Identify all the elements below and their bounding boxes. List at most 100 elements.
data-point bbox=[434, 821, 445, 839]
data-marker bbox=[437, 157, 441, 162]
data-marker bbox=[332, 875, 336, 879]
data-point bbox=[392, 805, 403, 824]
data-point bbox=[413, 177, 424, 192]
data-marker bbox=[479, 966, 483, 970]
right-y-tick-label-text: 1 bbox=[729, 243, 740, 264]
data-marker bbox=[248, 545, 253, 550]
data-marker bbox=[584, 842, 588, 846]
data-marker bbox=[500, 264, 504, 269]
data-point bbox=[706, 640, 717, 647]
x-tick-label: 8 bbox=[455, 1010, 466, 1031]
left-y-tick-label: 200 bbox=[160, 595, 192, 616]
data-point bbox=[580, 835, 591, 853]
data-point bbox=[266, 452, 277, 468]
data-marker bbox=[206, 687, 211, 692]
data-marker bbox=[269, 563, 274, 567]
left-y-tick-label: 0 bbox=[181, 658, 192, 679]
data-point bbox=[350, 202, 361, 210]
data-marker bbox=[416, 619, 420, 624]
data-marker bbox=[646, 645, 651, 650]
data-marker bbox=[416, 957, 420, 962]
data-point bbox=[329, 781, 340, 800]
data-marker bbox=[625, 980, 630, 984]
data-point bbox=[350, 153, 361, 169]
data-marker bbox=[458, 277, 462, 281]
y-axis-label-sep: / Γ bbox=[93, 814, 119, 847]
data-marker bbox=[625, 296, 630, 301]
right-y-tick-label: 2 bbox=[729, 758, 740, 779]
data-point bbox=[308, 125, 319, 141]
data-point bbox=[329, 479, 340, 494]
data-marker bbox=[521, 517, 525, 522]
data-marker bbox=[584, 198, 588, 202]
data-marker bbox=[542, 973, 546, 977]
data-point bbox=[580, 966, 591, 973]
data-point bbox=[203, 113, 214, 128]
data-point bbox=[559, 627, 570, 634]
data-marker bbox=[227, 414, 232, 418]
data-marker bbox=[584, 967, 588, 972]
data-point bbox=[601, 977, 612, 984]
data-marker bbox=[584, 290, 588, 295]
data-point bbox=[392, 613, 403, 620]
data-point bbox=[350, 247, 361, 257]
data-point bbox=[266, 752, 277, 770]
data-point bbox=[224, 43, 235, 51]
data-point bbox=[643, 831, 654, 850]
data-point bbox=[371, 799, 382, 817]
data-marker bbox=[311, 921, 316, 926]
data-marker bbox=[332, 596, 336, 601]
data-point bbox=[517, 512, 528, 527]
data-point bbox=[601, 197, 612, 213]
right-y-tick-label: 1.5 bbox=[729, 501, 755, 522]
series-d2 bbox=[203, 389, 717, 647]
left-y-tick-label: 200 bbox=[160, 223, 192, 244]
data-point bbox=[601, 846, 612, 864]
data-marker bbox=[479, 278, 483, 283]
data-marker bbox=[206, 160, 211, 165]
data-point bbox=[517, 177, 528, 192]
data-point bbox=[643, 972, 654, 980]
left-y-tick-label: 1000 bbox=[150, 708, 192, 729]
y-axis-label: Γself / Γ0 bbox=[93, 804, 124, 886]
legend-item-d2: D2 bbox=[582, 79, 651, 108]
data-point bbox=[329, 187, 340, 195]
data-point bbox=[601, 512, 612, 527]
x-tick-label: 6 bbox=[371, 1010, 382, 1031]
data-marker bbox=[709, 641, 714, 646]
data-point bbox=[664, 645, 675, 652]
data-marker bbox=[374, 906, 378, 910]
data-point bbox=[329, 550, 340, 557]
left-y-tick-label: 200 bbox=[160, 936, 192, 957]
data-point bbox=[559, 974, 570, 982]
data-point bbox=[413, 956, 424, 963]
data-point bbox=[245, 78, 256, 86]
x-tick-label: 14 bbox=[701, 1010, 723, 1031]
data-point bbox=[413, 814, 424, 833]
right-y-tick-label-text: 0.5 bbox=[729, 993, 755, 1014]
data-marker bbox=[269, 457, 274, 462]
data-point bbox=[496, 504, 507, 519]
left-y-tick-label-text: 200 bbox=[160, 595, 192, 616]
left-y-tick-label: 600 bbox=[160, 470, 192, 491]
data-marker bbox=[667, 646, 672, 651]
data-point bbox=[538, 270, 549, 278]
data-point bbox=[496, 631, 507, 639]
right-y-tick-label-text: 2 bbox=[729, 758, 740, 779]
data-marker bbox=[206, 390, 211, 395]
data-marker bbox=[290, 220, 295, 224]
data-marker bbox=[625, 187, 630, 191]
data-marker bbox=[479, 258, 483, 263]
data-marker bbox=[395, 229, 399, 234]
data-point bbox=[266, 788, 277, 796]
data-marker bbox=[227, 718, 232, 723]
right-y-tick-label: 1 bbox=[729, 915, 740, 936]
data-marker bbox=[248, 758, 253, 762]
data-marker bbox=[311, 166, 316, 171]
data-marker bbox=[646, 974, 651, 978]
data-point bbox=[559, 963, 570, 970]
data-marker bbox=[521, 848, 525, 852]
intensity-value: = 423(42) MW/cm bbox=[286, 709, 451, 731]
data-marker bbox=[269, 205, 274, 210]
··········
WRITTEN REQUEST: Copy out the rows word for word, starting with the first line of the rows and going on through the line with "data-point bbox=[580, 835, 591, 853]".

ANSWER TO THIS EXERCISE:
Identify all the elements below and their bounding boxes. List at most 100 elements.
data-point bbox=[434, 821, 445, 839]
data-marker bbox=[437, 157, 441, 162]
data-marker bbox=[332, 875, 336, 879]
data-point bbox=[392, 805, 403, 824]
data-point bbox=[413, 177, 424, 192]
data-marker bbox=[479, 966, 483, 970]
right-y-tick-label-text: 1 bbox=[729, 243, 740, 264]
data-marker bbox=[248, 545, 253, 550]
data-marker bbox=[584, 842, 588, 846]
data-marker bbox=[500, 264, 504, 269]
data-point bbox=[706, 640, 717, 647]
x-tick-label: 8 bbox=[455, 1010, 466, 1031]
left-y-tick-label: 200 bbox=[160, 595, 192, 616]
data-point bbox=[580, 835, 591, 853]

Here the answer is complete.